Records from a collection of figures =>
□ □ □ □ □

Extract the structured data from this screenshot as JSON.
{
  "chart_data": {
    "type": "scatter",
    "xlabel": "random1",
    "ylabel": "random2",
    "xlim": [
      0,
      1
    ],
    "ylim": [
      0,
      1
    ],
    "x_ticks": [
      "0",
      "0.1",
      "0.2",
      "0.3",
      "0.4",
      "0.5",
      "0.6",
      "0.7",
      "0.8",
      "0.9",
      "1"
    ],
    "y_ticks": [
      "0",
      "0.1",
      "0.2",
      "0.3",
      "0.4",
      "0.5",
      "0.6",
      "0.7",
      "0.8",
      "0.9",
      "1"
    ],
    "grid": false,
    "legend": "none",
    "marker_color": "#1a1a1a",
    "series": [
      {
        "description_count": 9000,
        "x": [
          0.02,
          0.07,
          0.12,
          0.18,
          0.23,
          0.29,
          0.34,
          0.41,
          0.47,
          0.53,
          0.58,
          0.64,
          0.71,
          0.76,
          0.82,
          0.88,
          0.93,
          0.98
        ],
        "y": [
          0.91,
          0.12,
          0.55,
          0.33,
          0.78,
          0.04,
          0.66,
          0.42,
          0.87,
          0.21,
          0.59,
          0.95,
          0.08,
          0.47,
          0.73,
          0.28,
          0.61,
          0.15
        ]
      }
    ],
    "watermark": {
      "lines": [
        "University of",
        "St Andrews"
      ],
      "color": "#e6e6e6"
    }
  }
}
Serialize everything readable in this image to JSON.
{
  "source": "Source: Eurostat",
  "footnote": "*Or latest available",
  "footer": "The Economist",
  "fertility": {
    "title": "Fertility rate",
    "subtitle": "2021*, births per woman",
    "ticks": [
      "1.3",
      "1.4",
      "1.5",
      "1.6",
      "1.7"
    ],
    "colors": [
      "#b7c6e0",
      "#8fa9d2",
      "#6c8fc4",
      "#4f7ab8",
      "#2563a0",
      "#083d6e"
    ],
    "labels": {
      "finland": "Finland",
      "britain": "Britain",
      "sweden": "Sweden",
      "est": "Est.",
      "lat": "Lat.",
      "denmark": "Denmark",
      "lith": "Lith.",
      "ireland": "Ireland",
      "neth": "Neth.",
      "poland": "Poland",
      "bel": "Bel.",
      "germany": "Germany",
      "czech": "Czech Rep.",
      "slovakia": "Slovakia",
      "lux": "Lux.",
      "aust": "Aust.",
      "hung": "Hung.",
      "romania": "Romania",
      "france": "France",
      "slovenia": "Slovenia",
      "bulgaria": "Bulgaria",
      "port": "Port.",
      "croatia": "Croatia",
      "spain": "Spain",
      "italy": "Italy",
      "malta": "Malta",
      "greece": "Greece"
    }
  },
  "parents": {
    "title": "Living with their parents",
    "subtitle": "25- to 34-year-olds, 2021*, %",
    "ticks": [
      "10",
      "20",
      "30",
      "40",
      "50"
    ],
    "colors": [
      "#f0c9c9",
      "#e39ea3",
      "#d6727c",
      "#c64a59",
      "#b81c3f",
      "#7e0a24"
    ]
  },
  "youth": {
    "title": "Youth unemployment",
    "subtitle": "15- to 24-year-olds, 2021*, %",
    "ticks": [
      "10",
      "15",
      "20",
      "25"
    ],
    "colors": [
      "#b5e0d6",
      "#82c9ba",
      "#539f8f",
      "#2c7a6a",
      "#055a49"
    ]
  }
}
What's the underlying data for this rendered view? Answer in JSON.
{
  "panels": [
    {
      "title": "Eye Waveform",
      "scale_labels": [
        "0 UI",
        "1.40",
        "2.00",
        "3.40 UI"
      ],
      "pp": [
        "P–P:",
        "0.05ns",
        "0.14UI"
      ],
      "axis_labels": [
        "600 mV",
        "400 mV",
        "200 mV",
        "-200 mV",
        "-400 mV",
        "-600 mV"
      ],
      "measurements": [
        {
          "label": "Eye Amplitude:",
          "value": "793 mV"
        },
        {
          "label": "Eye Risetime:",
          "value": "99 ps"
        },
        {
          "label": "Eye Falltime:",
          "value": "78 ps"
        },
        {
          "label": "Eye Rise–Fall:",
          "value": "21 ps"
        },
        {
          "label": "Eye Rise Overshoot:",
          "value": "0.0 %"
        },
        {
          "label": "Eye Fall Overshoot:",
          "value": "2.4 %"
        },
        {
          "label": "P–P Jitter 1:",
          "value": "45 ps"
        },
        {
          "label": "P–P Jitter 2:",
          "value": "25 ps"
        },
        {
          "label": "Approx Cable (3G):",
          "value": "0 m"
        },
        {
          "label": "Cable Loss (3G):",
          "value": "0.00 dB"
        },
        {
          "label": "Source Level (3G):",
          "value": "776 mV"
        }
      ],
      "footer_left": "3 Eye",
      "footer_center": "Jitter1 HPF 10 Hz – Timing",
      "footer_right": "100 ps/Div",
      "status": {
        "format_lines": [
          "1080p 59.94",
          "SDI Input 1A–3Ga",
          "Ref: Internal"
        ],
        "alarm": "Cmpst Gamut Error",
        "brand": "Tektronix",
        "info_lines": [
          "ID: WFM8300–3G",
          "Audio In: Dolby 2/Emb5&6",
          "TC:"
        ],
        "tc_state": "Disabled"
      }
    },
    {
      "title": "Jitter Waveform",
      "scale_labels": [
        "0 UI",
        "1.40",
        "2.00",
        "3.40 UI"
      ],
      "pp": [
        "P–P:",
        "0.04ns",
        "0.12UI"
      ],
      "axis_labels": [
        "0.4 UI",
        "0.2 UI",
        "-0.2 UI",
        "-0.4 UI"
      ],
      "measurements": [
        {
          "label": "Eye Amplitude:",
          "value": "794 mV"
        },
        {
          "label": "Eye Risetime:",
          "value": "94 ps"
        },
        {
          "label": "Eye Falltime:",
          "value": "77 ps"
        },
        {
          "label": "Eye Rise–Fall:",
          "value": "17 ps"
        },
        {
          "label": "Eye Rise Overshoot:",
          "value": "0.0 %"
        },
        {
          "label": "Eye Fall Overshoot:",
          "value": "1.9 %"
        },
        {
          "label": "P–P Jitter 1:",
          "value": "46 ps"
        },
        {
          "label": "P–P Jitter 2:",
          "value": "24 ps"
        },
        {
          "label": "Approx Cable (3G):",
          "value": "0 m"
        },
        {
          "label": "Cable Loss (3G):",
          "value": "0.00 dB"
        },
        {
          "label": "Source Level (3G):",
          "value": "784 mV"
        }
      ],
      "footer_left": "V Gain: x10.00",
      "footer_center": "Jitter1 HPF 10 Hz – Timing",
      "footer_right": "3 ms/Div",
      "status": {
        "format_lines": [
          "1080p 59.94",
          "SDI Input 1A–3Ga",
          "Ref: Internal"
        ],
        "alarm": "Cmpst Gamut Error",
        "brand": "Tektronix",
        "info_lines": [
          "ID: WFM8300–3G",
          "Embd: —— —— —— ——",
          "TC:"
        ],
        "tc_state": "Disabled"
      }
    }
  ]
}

□ □ □ □ □

The request => Print the listing above in full, exactly as it is.

Result of this task =>
Extract the structured data from this screenshot as JSON.
{
  "chart_data": {
    "type": "scatter",
    "xlabel": "random1",
    "ylabel": "random2",
    "xlim": [
      0,
      1
    ],
    "ylim": [
      0,
      1
    ],
    "x_ticks": [
      "0",
      "0.1",
      "0.2",
      "0.3",
      "0.4",
      "0.5",
      "0.6",
      "0.7",
      "0.8",
      "0.9",
      "1"
    ],
    "y_ticks": [
      "0",
      "0.1",
      "0.2",
      "0.3",
      "0.4",
      "0.5",
      "0.6",
      "0.7",
      "0.8",
      "0.9",
      "1"
    ],
    "grid": false,
    "legend": "none",
    "marker_color": "#1a1a1a",
    "series": [
      {
        "description_count": 9000,
        "x": [
          0.02,
          0.07,
          0.12,
          0.18,
          0.23,
          0.29,
          0.34,
          0.41,
          0.47,
          0.53,
          0.58,
          0.64,
          0.71,
          0.76,
          0.82,
          0.88,
          0.93,
          0.98
        ],
        "y": [
          0.91,
          0.12,
          0.55,
          0.33,
          0.78,
          0.04,
          0.66,
          0.42,
          0.87,
          0.21,
          0.59,
          0.95,
          0.08,
          0.47,
          0.73,
          0.28,
          0.61,
          0.15
        ]
      }
    ],
    "watermark": {
      "lines": [
        "University of",
        "St Andrews"
      ],
      "color": "#e6e6e6"
    }
  }
}
Serialize everything readable in this image to JSON.
{
  "source": "Source: Eurostat",
  "footnote": "*Or latest available",
  "footer": "The Economist",
  "fertility": {
    "title": "Fertility rate",
    "subtitle": "2021*, births per woman",
    "ticks": [
      "1.3",
      "1.4",
      "1.5",
      "1.6",
      "1.7"
    ],
    "colors": [
      "#b7c6e0",
      "#8fa9d2",
      "#6c8fc4",
      "#4f7ab8",
      "#2563a0",
      "#083d6e"
    ],
    "labels": {
      "finland": "Finland",
      "britain": "Britain",
      "sweden": "Sweden",
      "est": "Est.",
      "lat": "Lat.",
      "denmark": "Denmark",
      "lith": "Lith.",
      "ireland": "Ireland",
      "neth": "Neth.",
      "poland": "Poland",
      "bel": "Bel.",
      "germany": "Germany",
      "czech": "Czech Rep.",
      "slovakia": "Slovakia",
      "lux": "Lux.",
      "aust": "Aust.",
      "hung": "Hung.",
      "romania": "Romania",
      "france": "France",
      "slovenia": "Slovenia",
      "bulgaria": "Bulgaria",
      "port": "Port.",
      "croatia": "Croatia",
      "spain": "Spain",
      "italy": "Italy",
      "malta": "Malta",
      "greece": "Greece"
    }
  },
  "parents": {
    "title": "Living with their parents",
    "subtitle": "25- to 34-year-olds, 2021*, %",
    "ticks": [
      "10",
      "20",
      "30",
      "40",
      "50"
    ],
    "colors": [
      "#f0c9c9",
      "#e39ea3",
      "#d6727c",
      "#c64a59",
      "#b81c3f",
      "#7e0a24"
    ]
  },
  "youth": {
    "title": "Youth unemployment",
    "subtitle": "15- to 24-year-olds, 2021*, %",
    "ticks": [
      "10",
      "15",
      "20",
      "25"
    ],
    "colors": [
      "#b5e0d6",
      "#82c9ba",
      "#539f8f",
      "#2c7a6a",
      "#055a49"
    ]
  }
}
What's the underlying data for this rendered view? Answer in JSON.
{
  "panels": [
    {
      "title": "Eye Waveform",
      "scale_labels": [
        "0 UI",
        "1.40",
        "2.00",
        "3.40 UI"
      ],
      "pp": [
        "P–P:",
        "0.05ns",
        "0.14UI"
      ],
      "axis_labels": [
        "600 mV",
        "400 mV",
        "200 mV",
        "-200 mV",
        "-400 mV",
        "-600 mV"
      ],
      "measurements": [
        {
          "label": "Eye Amplitude:",
          "value": "793 mV"
        },
        {
          "label": "Eye Risetime:",
          "value": "99 ps"
        },
        {
          "label": "Eye Falltime:",
          "value": "78 ps"
        },
        {
          "label": "Eye Rise–Fall:",
          "value": "21 ps"
        },
        {
          "label": "Eye Rise Overshoot:",
          "value": "0.0 %"
        },
        {
          "label": "Eye Fall Overshoot:",
          "value": "2.4 %"
        },
        {
          "label": "P–P Jitter 1:",
          "value": "45 ps"
        },
        {
          "label": "P–P Jitter 2:",
          "value": "25 ps"
        },
        {
          "label": "Approx Cable (3G):",
          "value": "0 m"
        },
        {
          "label": "Cable Loss (3G):",
          "value": "0.00 dB"
        },
        {
          "label": "Source Level (3G):",
          "value": "776 mV"
        }
      ],
      "footer_left": "3 Eye",
      "footer_center": "Jitter1 HPF 10 Hz – Timing",
      "footer_right": "100 ps/Div",
      "status": {
        "format_lines": [
          "1080p 59.94",
          "SDI Input 1A–3Ga",
          "Ref: Internal"
        ],
        "alarm": "Cmpst Gamut Error",
        "brand": "Tektronix",
        "info_lines": [
          "ID: WFM8300–3G",
          "Audio In: Dolby 2/Emb5&6",
          "TC:"
        ],
        "tc_state": "Disabled"
      }
    },
    {
      "title": "Jitter Waveform",
      "scale_labels": [
        "0 UI",
        "1.40",
        "2.00",
        "3.40 UI"
      ],
      "pp": [
        "P–P:",
        "0.04ns",
        "0.12UI"
      ],
      "axis_labels": [
        "0.4 UI",
        "0.2 UI",
        "-0.2 UI",
        "-0.4 UI"
      ],
      "measurements": [
        {
          "label": "Eye Amplitude:",
          "value": "794 mV"
        },
        {
          "label": "Eye Risetime:",
          "value": "94 ps"
        },
        {
          "label": "Eye Falltime:",
          "value": "77 ps"
        },
        {
          "label": "Eye Rise–Fall:",
          "value": "17 ps"
        },
        {
          "label": "Eye Rise Overshoot:",
          "value": "0.0 %"
        },
        {
          "label": "Eye Fall Overshoot:",
          "value": "1.9 %"
        },
        {
          "label": "P–P Jitter 1:",
          "value": "46 ps"
        },
        {
          "label": "P–P Jitter 2:",
          "value": "24 ps"
        },
        {
          "label": "Approx Cable (3G):",
          "value": "0 m"
        },
        {
          "label": "Cable Loss (3G):",
          "value": "0.00 dB"
        },
        {
          "label": "Source Level (3G):",
          "value": "784 mV"
        }
      ],
      "footer_left": "V Gain: x10.00",
      "footer_center": "Jitter1 HPF 10 Hz – Timing",
      "footer_right": "3 ms/Div",
      "status": {
        "format_lines": [
          "1080p 59.94",
          "SDI Input 1A–3Ga",
          "Ref: Internal"
        ],
        "alarm": "Cmpst Gamut Error",
        "brand": "Tektronix",
        "info_lines": [
          "ID: WFM8300–3G",
          "Embd: —— —— —— ——",
          "TC:"
        ],
        "tc_state": "Disabled"
      }
    }
  ]
}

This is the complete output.